MATERIAL SUPPLIED:
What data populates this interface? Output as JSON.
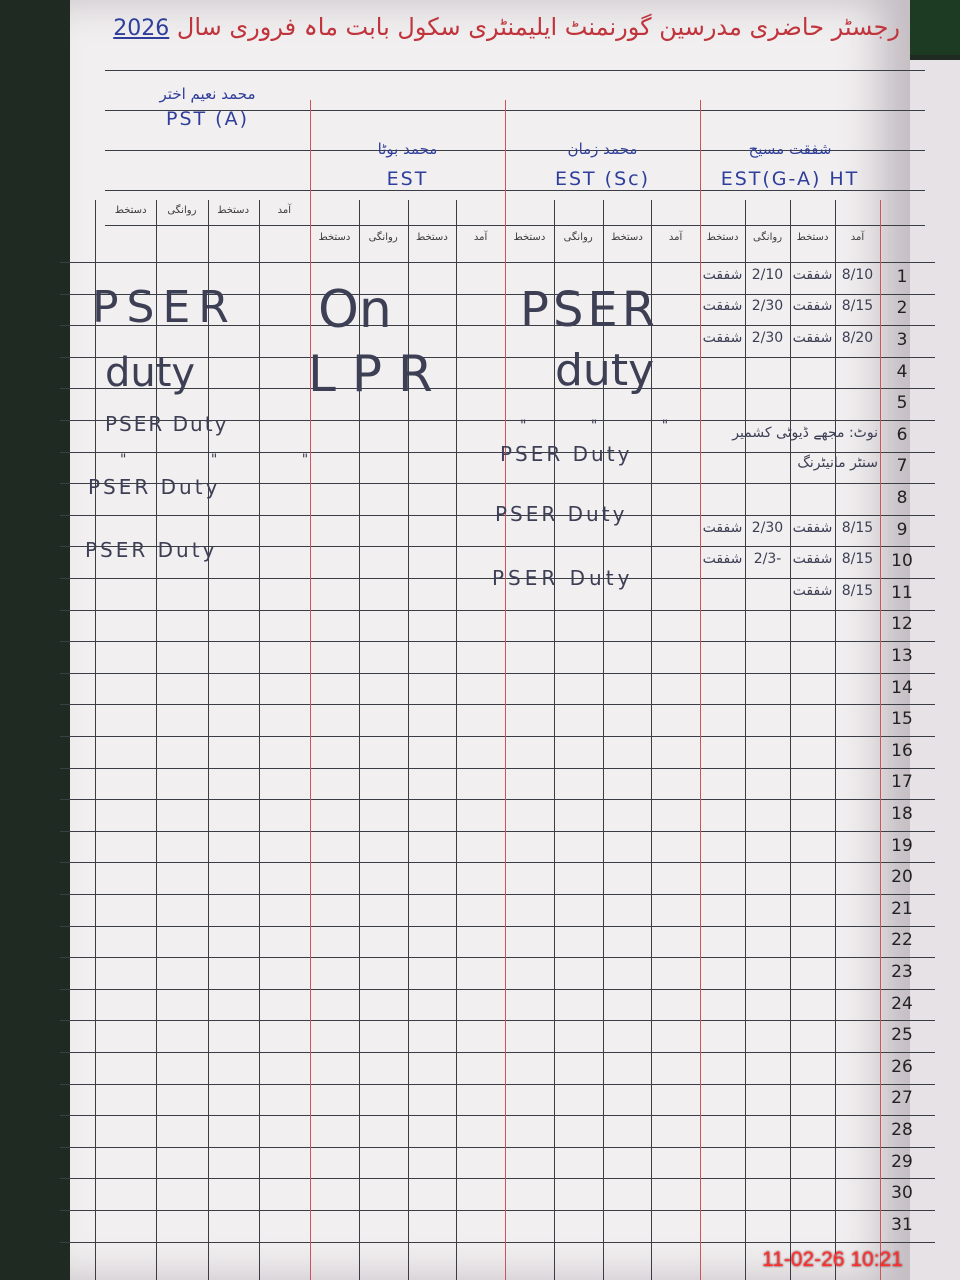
{
  "header": {
    "title": "رجسٹر حاضری مدرسین گورنمنٹ ایلیمنٹری سکول بابت ماہ فروری سال",
    "year": "2026"
  },
  "teachers": [
    {
      "name": "شفقت مسیح",
      "designation": "EST(G-A) HT"
    },
    {
      "name": "محمد زمان",
      "designation": "EST (Sc)"
    },
    {
      "name": "محمد بوٹا",
      "designation": "EST"
    },
    {
      "name": "محمد نعیم اختر",
      "designation": "PST (A)"
    }
  ],
  "subcolumns": [
    "آمد",
    "دستخط",
    "روانگی",
    "دستخط"
  ],
  "days": [
    "1",
    "2",
    "3",
    "4",
    "5",
    "6",
    "7",
    "8",
    "9",
    "10",
    "11",
    "12",
    "13",
    "14",
    "15",
    "16",
    "17",
    "18",
    "19",
    "20",
    "21",
    "22",
    "23",
    "24",
    "25",
    "26",
    "27",
    "28",
    "29",
    "30",
    "31"
  ],
  "entries_teacher1": [
    {
      "day": 1,
      "arrival": "8/10",
      "sign_in": "شفقت",
      "departure": "2/10",
      "sign_out": "شفقت"
    },
    {
      "day": 2,
      "arrival": "8/15",
      "sign_in": "شفقت",
      "departure": "2/30",
      "sign_out": "شفقت"
    },
    {
      "day": 3,
      "arrival": "8/20",
      "sign_in": "شفقت",
      "departure": "2/30",
      "sign_out": "شفقت"
    },
    {
      "day": 9,
      "arrival": "8/15",
      "sign_in": "شفقت",
      "departure": "2/30",
      "sign_out": "شفقت"
    },
    {
      "day": 10,
      "arrival": "8/15",
      "sign_in": "شفقت",
      "departure": "2/3-",
      "sign_out": "شفقت"
    },
    {
      "day": 11,
      "arrival": "8/15",
      "sign_in": "شفقت",
      "departure": "",
      "sign_out": ""
    }
  ],
  "teacher1_note": [
    "نوٹ: مجھے ڈیوٹی کشمیر",
    "سنٹر مانیٹرنگ"
  ],
  "teacher2_notes": {
    "big": [
      "PSER",
      "duty"
    ],
    "rows": [
      "PSER Duty",
      "PSER Duty",
      "PSER Duty"
    ],
    "ditto": "\"  \"  \""
  },
  "teacher3_notes": {
    "big": [
      "On",
      "LPR"
    ]
  },
  "teacher4_notes": {
    "big": [
      "PSER",
      "duty"
    ],
    "rows": [
      "PSER Duty",
      "PSER Duty",
      "PSER Duty"
    ],
    "ditto": "\"  \"  \""
  },
  "timestamp": "11-02-26  10:21"
}
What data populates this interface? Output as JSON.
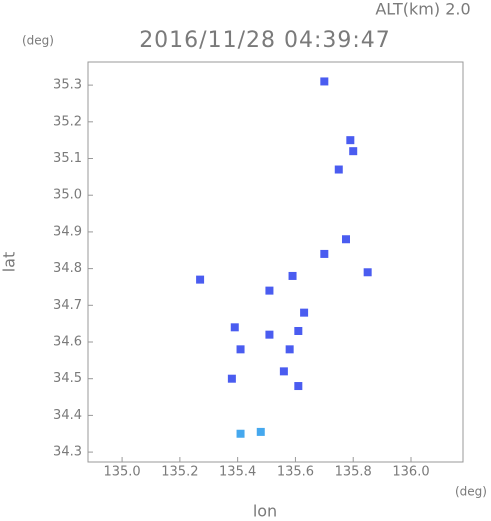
{
  "chart_data": {
    "type": "scatter",
    "annotation": "ALT(km) 2.0",
    "title": "2016/11/28 04:39:47",
    "y_unit": "(deg)",
    "x_unit": "(deg)",
    "x_label": "lon",
    "y_label": "lat",
    "xlim": [
      134.882,
      136.18
    ],
    "ylim": [
      34.273,
      35.363
    ],
    "xticks": [
      {
        "value": 135.0,
        "label": "135.0"
      },
      135.2,
      135.4,
      135.6,
      135.8,
      {
        "value": 136.0,
        "label": "136.0"
      }
    ],
    "yticks": [
      34.3,
      34.4,
      34.5,
      34.6,
      34.7,
      34.8,
      34.9,
      {
        "value": 35.0,
        "label": "35.0"
      },
      35.1,
      35.2,
      35.3
    ],
    "series": [
      {
        "color": "#4a5cf0",
        "x": [
          135.7,
          135.79,
          135.8,
          135.775,
          135.56,
          135.58,
          135.61,
          135.63,
          135.39,
          135.41,
          135.38,
          135.61,
          135.51,
          135.27,
          135.59,
          135.7,
          135.85,
          135.75,
          135.51
        ],
        "values": [
          35.31,
          35.15,
          35.12,
          34.88,
          34.52,
          34.58,
          34.63,
          34.68,
          34.64,
          34.58,
          34.5,
          34.48,
          34.62,
          34.77,
          34.78,
          34.84,
          34.79,
          35.07,
          34.74
        ]
      },
      {
        "color": "#45a8ee",
        "x": [
          135.41,
          135.48
        ],
        "values": [
          34.35,
          34.355
        ]
      }
    ]
  }
}
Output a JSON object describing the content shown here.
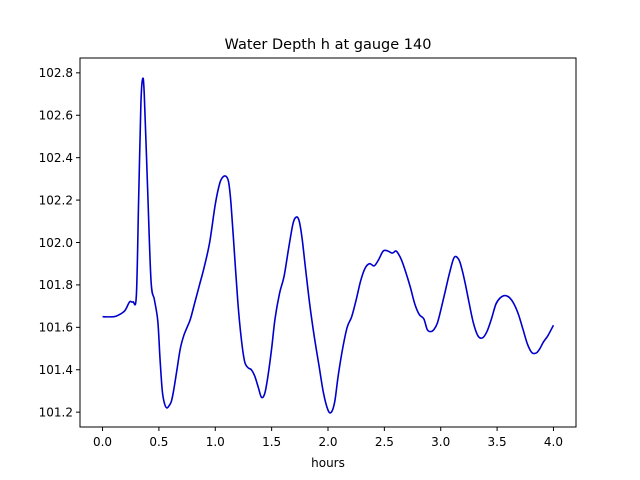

YOUR OBJECTIVE: Using the entries above, find all lines with "محمد". Copy them.

RESPONSE TO THE TASK:
      "name": "محمد زمان",
      "name": "محمد بوٹا",
      "name": "محمد نعیم اختر",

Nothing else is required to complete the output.